- _Written task_: Select from the data all lines with the word "this".

[Structured figure records]
================
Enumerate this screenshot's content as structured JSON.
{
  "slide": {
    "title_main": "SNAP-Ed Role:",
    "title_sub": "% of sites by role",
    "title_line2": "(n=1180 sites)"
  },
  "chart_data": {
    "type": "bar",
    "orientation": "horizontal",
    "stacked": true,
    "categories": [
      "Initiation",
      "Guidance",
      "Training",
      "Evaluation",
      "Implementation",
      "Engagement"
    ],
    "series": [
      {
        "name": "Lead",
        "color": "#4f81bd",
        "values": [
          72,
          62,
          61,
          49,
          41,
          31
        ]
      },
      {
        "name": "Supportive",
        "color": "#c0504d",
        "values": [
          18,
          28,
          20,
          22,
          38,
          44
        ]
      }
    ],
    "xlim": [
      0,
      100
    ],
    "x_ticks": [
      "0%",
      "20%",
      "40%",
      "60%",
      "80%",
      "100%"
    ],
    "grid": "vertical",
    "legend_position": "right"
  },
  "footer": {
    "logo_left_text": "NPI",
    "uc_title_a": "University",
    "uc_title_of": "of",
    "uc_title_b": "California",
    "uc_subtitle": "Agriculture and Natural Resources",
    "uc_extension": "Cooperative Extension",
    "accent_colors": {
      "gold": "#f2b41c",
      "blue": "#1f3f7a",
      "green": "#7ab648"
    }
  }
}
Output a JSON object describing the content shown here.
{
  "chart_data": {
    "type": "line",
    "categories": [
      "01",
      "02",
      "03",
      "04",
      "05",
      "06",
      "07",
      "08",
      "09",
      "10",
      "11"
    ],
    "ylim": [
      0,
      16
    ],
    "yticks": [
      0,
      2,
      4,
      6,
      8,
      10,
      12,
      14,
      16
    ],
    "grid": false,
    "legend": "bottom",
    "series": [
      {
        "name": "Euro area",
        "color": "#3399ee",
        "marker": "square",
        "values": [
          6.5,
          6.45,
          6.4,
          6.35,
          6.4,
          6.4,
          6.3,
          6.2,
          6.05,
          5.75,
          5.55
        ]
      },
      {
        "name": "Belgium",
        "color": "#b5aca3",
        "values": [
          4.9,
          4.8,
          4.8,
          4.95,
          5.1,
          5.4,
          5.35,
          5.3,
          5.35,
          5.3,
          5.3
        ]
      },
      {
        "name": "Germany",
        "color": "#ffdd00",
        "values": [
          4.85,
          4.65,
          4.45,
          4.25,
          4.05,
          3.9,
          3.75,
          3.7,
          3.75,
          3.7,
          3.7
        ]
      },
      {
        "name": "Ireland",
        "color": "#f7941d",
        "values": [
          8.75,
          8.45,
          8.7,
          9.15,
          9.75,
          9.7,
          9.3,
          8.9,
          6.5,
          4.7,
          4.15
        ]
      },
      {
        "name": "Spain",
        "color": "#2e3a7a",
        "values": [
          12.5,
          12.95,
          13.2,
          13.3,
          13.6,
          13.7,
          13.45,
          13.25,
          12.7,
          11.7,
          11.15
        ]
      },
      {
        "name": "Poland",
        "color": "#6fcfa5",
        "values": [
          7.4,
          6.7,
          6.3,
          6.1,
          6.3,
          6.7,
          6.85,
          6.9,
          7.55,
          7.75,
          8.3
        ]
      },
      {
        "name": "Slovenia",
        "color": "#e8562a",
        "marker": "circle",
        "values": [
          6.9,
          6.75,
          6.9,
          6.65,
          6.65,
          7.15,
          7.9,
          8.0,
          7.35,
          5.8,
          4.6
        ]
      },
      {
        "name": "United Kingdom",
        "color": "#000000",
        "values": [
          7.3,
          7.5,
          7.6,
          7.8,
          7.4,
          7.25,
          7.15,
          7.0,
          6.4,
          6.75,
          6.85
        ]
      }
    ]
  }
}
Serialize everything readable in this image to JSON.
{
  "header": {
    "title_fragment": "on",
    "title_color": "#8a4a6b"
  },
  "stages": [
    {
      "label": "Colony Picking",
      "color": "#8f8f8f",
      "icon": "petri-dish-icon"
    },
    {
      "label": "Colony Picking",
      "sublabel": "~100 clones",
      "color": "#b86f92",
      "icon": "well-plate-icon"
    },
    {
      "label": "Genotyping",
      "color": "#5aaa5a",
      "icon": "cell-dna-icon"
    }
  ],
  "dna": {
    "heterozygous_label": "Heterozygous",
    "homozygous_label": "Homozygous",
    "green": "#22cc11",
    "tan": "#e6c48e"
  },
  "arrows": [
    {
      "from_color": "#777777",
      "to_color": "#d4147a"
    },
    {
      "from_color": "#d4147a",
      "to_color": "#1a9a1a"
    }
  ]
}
================
- _Expected answer_:
Enumerate this screenshot's content as structured JSON.
Serialize everything readable in this image to JSON.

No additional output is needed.